-- begin Excerpted records --

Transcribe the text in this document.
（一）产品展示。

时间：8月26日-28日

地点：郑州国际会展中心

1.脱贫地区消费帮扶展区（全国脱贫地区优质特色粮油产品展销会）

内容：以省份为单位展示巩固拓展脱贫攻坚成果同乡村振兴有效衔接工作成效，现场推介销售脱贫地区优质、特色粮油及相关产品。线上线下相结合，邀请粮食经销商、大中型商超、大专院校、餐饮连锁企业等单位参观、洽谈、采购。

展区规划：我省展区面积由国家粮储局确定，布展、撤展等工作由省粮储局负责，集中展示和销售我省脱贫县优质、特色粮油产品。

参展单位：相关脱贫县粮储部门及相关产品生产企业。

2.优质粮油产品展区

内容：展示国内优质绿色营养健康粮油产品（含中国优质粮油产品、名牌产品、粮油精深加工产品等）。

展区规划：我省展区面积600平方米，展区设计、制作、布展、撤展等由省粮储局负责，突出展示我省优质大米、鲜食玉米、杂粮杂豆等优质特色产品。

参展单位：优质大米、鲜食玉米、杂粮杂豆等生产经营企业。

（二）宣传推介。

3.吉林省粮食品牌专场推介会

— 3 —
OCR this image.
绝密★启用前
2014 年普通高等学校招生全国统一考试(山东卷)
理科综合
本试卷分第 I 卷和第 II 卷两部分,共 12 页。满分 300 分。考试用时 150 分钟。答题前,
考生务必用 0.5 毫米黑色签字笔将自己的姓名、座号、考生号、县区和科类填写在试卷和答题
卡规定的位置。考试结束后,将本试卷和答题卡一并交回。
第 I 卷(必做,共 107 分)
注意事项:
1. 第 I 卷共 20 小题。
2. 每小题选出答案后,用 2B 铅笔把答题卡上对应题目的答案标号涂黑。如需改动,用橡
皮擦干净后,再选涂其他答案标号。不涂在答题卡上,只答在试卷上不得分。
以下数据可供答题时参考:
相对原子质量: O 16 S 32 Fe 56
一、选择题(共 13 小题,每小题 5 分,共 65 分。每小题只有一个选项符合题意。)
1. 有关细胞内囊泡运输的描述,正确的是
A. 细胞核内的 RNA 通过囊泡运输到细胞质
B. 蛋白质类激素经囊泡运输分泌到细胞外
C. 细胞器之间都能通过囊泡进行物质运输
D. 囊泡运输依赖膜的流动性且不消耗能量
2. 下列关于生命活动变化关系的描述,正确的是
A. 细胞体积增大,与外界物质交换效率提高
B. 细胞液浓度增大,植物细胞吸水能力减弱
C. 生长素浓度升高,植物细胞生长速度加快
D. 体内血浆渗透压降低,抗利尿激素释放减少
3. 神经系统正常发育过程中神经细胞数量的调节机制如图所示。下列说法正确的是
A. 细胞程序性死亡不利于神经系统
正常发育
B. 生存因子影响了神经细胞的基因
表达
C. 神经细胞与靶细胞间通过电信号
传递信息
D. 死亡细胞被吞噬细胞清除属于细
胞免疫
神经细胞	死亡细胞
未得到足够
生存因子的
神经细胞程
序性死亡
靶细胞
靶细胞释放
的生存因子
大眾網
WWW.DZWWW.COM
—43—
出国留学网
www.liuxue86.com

-- end Excerpted records --

Write out only the final block of lines, starting at the line with "OCR this image." and running to the end of the material.

- **Exercise solution**
OCR this image.
绝密★启用前
2014 年普通高等学校招生全国统一考试(山东卷)
理科综合
本试卷分第 I 卷和第 II 卷两部分,共 12 页。满分 300 分。考试用时 150 分钟。答题前,
考生务必用 0.5 毫米黑色签字笔将自己的姓名、座号、考生号、县区和科类填写在试卷和答题
卡规定的位置。考试结束后,将本试卷和答题卡一并交回。
第 I 卷(必做,共 107 分)
注意事项:
1. 第 I 卷共 20 小题。
2. 每小题选出答案后,用 2B 铅笔把答题卡上对应题目的答案标号涂黑。如需改动,用橡
皮擦干净后,再选涂其他答案标号。不涂在答题卡上,只答在试卷上不得分。
以下数据可供答题时参考:
相对原子质量: O 16 S 32 Fe 56
一、选择题(共 13 小题,每小题 5 分,共 65 分。每小题只有一个选项符合题意。)
1. 有关细胞内囊泡运输的描述,正确的是
A. 细胞核内的 RNA 通过囊泡运输到细胞质
B. 蛋白质类激素经囊泡运输分泌到细胞外
C. 细胞器之间都能通过囊泡进行物质运输
D. 囊泡运输依赖膜的流动性且不消耗能量
2. 下列关于生命活动变化关系的描述,正确的是
A. 细胞体积增大,与外界物质交换效率提高
B. 细胞液浓度增大,植物细胞吸水能力减弱
C. 生长素浓度升高,植物细胞生长速度加快
D. 体内血浆渗透压降低,抗利尿激素释放减少
3. 神经系统正常发育过程中神经细胞数量的调节机制如图所示。下列说法正确的是
A. 细胞程序性死亡不利于神经系统
正常发育
B. 生存因子影响了神经细胞的基因
表达
C. 神经细胞与靶细胞间通过电信号
传递信息
D. 死亡细胞被吞噬细胞清除属于细
胞免疫
神经细胞	死亡细胞
未得到足够
生存因子的
神经细胞程
序性死亡
靶细胞
靶细胞释放
的生存因子
大眾網
WWW.DZWWW.COM
—43—
出国留学网
www.liuxue86.com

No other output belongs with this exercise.